------ INFORMATION GIVEN ------

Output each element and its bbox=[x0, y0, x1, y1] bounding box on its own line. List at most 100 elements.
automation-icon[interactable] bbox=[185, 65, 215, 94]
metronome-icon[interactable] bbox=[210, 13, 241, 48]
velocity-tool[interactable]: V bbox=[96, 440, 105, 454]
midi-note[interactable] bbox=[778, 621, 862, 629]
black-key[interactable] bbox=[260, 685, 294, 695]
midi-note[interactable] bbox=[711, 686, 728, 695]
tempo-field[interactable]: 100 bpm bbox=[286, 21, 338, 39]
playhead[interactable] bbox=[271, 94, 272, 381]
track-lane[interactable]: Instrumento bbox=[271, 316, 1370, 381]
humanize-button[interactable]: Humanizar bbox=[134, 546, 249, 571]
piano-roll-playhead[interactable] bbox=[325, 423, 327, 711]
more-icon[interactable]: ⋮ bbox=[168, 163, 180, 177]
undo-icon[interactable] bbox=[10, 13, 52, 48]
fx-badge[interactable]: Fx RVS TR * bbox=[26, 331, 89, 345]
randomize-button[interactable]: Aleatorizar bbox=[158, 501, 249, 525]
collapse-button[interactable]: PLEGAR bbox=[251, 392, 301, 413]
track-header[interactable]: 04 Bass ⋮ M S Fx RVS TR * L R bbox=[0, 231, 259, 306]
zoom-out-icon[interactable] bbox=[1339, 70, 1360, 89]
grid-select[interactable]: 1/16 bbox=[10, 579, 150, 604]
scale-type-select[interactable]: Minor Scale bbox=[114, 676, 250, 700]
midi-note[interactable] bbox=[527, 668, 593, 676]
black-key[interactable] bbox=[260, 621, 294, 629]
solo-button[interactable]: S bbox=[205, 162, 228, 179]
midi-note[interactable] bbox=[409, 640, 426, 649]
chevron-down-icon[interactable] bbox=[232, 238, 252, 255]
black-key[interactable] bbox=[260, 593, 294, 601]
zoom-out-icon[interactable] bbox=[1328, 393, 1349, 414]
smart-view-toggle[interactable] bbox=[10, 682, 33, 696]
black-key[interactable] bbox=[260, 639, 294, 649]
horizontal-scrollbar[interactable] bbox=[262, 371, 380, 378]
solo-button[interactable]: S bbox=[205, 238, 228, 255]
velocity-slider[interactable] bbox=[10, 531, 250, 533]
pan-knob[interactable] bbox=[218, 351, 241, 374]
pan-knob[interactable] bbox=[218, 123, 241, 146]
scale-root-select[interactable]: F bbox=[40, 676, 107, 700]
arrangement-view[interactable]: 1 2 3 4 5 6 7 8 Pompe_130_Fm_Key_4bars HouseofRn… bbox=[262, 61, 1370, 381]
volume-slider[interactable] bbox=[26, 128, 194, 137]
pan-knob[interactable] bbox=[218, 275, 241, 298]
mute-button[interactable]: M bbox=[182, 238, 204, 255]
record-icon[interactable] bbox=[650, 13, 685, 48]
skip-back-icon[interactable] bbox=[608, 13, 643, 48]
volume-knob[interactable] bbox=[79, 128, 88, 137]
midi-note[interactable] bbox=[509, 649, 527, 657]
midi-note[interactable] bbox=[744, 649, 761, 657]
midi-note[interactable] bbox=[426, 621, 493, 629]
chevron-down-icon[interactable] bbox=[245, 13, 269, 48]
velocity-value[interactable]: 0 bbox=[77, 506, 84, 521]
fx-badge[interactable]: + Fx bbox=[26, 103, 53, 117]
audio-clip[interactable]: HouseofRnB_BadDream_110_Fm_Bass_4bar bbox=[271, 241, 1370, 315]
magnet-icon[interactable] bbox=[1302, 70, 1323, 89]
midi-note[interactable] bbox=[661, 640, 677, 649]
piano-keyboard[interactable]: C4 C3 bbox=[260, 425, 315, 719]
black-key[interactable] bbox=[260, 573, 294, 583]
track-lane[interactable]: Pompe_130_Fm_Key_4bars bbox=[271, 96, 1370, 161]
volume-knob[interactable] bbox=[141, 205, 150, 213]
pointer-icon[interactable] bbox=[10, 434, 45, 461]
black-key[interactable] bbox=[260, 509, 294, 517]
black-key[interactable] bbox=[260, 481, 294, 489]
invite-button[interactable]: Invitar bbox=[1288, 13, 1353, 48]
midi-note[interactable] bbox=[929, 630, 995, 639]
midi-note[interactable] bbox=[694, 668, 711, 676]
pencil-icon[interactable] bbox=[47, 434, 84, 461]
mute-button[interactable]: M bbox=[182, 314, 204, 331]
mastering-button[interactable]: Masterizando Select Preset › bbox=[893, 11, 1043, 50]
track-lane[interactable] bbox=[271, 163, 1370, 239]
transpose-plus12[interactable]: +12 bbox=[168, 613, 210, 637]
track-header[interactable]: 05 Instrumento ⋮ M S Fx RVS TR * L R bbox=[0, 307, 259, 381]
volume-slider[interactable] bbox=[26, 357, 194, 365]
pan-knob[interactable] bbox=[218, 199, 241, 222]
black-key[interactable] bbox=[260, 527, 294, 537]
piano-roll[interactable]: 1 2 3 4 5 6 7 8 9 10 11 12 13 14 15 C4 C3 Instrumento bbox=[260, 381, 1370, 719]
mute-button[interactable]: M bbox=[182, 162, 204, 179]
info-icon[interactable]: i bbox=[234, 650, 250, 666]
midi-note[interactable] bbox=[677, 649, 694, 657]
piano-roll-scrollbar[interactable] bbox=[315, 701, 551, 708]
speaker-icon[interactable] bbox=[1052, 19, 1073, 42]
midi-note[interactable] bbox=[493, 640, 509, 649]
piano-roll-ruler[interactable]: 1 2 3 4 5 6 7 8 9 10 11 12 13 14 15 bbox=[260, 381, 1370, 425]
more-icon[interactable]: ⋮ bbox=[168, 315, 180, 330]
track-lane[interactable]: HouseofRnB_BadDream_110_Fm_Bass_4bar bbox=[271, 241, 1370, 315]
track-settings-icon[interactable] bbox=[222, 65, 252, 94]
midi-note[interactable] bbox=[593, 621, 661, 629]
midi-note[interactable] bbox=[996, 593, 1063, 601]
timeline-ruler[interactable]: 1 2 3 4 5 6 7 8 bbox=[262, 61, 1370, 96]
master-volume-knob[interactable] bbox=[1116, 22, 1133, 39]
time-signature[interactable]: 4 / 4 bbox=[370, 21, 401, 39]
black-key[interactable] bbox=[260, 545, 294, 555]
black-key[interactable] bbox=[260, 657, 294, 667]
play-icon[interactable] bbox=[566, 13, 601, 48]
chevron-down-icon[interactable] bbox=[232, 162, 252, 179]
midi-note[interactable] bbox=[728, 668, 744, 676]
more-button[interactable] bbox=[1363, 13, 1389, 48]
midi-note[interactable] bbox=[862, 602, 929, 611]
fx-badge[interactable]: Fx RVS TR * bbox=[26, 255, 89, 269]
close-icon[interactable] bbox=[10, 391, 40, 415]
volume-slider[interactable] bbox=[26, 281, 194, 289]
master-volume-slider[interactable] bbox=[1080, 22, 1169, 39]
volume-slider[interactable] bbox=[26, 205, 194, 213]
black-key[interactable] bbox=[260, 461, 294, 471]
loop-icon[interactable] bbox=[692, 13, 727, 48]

------

### REQUIREMENT
Write out each line of the listing above, character for character, including every entry from start to finish.

### REPLY
Output each element and its bbox=[x0, y0, x1, y1] bounding box on its own line. List at most 100 elements.
automation-icon[interactable] bbox=[185, 65, 215, 94]
metronome-icon[interactable] bbox=[210, 13, 241, 48]
velocity-tool[interactable]: V bbox=[96, 440, 105, 454]
midi-note[interactable] bbox=[778, 621, 862, 629]
black-key[interactable] bbox=[260, 685, 294, 695]
midi-note[interactable] bbox=[711, 686, 728, 695]
tempo-field[interactable]: 100 bpm bbox=[286, 21, 338, 39]
playhead[interactable] bbox=[271, 94, 272, 381]
track-lane[interactable]: Instrumento bbox=[271, 316, 1370, 381]
humanize-button[interactable]: Humanizar bbox=[134, 546, 249, 571]
piano-roll-playhead[interactable] bbox=[325, 423, 327, 711]
more-icon[interactable]: ⋮ bbox=[168, 163, 180, 177]
undo-icon[interactable] bbox=[10, 13, 52, 48]
fx-badge[interactable]: Fx RVS TR * bbox=[26, 331, 89, 345]
randomize-button[interactable]: Aleatorizar bbox=[158, 501, 249, 525]
collapse-button[interactable]: PLEGAR bbox=[251, 392, 301, 413]
track-header[interactable]: 04 Bass ⋮ M S Fx RVS TR * L R bbox=[0, 231, 259, 306]
zoom-out-icon[interactable] bbox=[1339, 70, 1360, 89]
grid-select[interactable]: 1/16 bbox=[10, 579, 150, 604]
scale-type-select[interactable]: Minor Scale bbox=[114, 676, 250, 700]
midi-note[interactable] bbox=[527, 668, 593, 676]
black-key[interactable] bbox=[260, 621, 294, 629]
solo-button[interactable]: S bbox=[205, 162, 228, 179]
midi-note[interactable] bbox=[409, 640, 426, 649]
chevron-down-icon[interactable] bbox=[232, 238, 252, 255]
black-key[interactable] bbox=[260, 593, 294, 601]
zoom-out-icon[interactable] bbox=[1328, 393, 1349, 414]
smart-view-toggle[interactable] bbox=[10, 682, 33, 696]
black-key[interactable] bbox=[260, 639, 294, 649]
horizontal-scrollbar[interactable] bbox=[262, 371, 380, 378]
solo-button[interactable]: S bbox=[205, 238, 228, 255]
velocity-slider[interactable] bbox=[10, 531, 250, 533]
pan-knob[interactable] bbox=[218, 351, 241, 374]
pan-knob[interactable] bbox=[218, 123, 241, 146]
scale-root-select[interactable]: F bbox=[40, 676, 107, 700]
arrangement-view[interactable]: 1 2 3 4 5 6 7 8 Pompe_130_Fm_Key_4bars HouseofRn… bbox=[262, 61, 1370, 381]
volume-slider[interactable] bbox=[26, 128, 194, 137]
pan-knob[interactable] bbox=[218, 275, 241, 298]
mute-button[interactable]: M bbox=[182, 238, 204, 255]
record-icon[interactable] bbox=[650, 13, 685, 48]
skip-back-icon[interactable] bbox=[608, 13, 643, 48]
volume-knob[interactable] bbox=[79, 128, 88, 137]
midi-note[interactable] bbox=[509, 649, 527, 657]
midi-note[interactable] bbox=[744, 649, 761, 657]
midi-note[interactable] bbox=[426, 621, 493, 629]
chevron-down-icon[interactable] bbox=[245, 13, 269, 48]
velocity-value[interactable]: 0 bbox=[77, 506, 84, 521]
fx-badge[interactable]: + Fx bbox=[26, 103, 53, 117]
audio-clip[interactable]: HouseofRnB_BadDream_110_Fm_Bass_4bar bbox=[271, 241, 1370, 315]
magnet-icon[interactable] bbox=[1302, 70, 1323, 89]
midi-note[interactable] bbox=[661, 640, 677, 649]
piano-keyboard[interactable]: C4 C3 bbox=[260, 425, 315, 719]
black-key[interactable] bbox=[260, 573, 294, 583]
track-lane[interactable]: Pompe_130_Fm_Key_4bars bbox=[271, 96, 1370, 161]
volume-knob[interactable] bbox=[141, 205, 150, 213]
pointer-icon[interactable] bbox=[10, 434, 45, 461]
black-key[interactable] bbox=[260, 509, 294, 517]
black-key[interactable] bbox=[260, 481, 294, 489]
invite-button[interactable]: Invitar bbox=[1288, 13, 1353, 48]
midi-note[interactable] bbox=[929, 630, 995, 639]
midi-note[interactable] bbox=[694, 668, 711, 676]
pencil-icon[interactable] bbox=[47, 434, 84, 461]
mute-button[interactable]: M bbox=[182, 314, 204, 331]
mastering-button[interactable]: Masterizando Select Preset › bbox=[893, 11, 1043, 50]
track-lane[interactable] bbox=[271, 163, 1370, 239]
transpose-plus12[interactable]: +12 bbox=[168, 613, 210, 637]
track-header[interactable]: 05 Instrumento ⋮ M S Fx RVS TR * L R bbox=[0, 307, 259, 381]
volume-slider[interactable] bbox=[26, 357, 194, 365]
pan-knob[interactable] bbox=[218, 199, 241, 222]
black-key[interactable] bbox=[260, 527, 294, 537]
piano-roll[interactable]: 1 2 3 4 5 6 7 8 9 10 11 12 13 14 15 C4 C3 Instrumento bbox=[260, 381, 1370, 719]
mute-button[interactable]: M bbox=[182, 162, 204, 179]
info-icon[interactable]: i bbox=[234, 650, 250, 666]
midi-note[interactable] bbox=[677, 649, 694, 657]
piano-roll-scrollbar[interactable] bbox=[315, 701, 551, 708]
speaker-icon[interactable] bbox=[1052, 19, 1073, 42]
midi-note[interactable] bbox=[493, 640, 509, 649]
piano-roll-ruler[interactable]: 1 2 3 4 5 6 7 8 9 10 11 12 13 14 15 bbox=[260, 381, 1370, 425]
more-icon[interactable]: ⋮ bbox=[168, 315, 180, 330]
track-lane[interactable]: HouseofRnB_BadDream_110_Fm_Bass_4bar bbox=[271, 241, 1370, 315]
track-settings-icon[interactable] bbox=[222, 65, 252, 94]
midi-note[interactable] bbox=[593, 621, 661, 629]
midi-note[interactable] bbox=[996, 593, 1063, 601]
timeline-ruler[interactable]: 1 2 3 4 5 6 7 8 bbox=[262, 61, 1370, 96]
master-volume-knob[interactable] bbox=[1116, 22, 1133, 39]
time-signature[interactable]: 4 / 4 bbox=[370, 21, 401, 39]
black-key[interactable] bbox=[260, 545, 294, 555]
black-key[interactable] bbox=[260, 657, 294, 667]
play-icon[interactable] bbox=[566, 13, 601, 48]
chevron-down-icon[interactable] bbox=[232, 162, 252, 179]
midi-note[interactable] bbox=[728, 668, 744, 676]
more-button[interactable] bbox=[1363, 13, 1389, 48]
midi-note[interactable] bbox=[862, 602, 929, 611]
fx-badge[interactable]: Fx RVS TR * bbox=[26, 255, 89, 269]
close-icon[interactable] bbox=[10, 391, 40, 415]
volume-slider[interactable] bbox=[26, 281, 194, 289]
master-volume-slider[interactable] bbox=[1080, 22, 1169, 39]
volume-slider[interactable] bbox=[26, 205, 194, 213]
black-key[interactable] bbox=[260, 461, 294, 471]
loop-icon[interactable] bbox=[692, 13, 727, 48]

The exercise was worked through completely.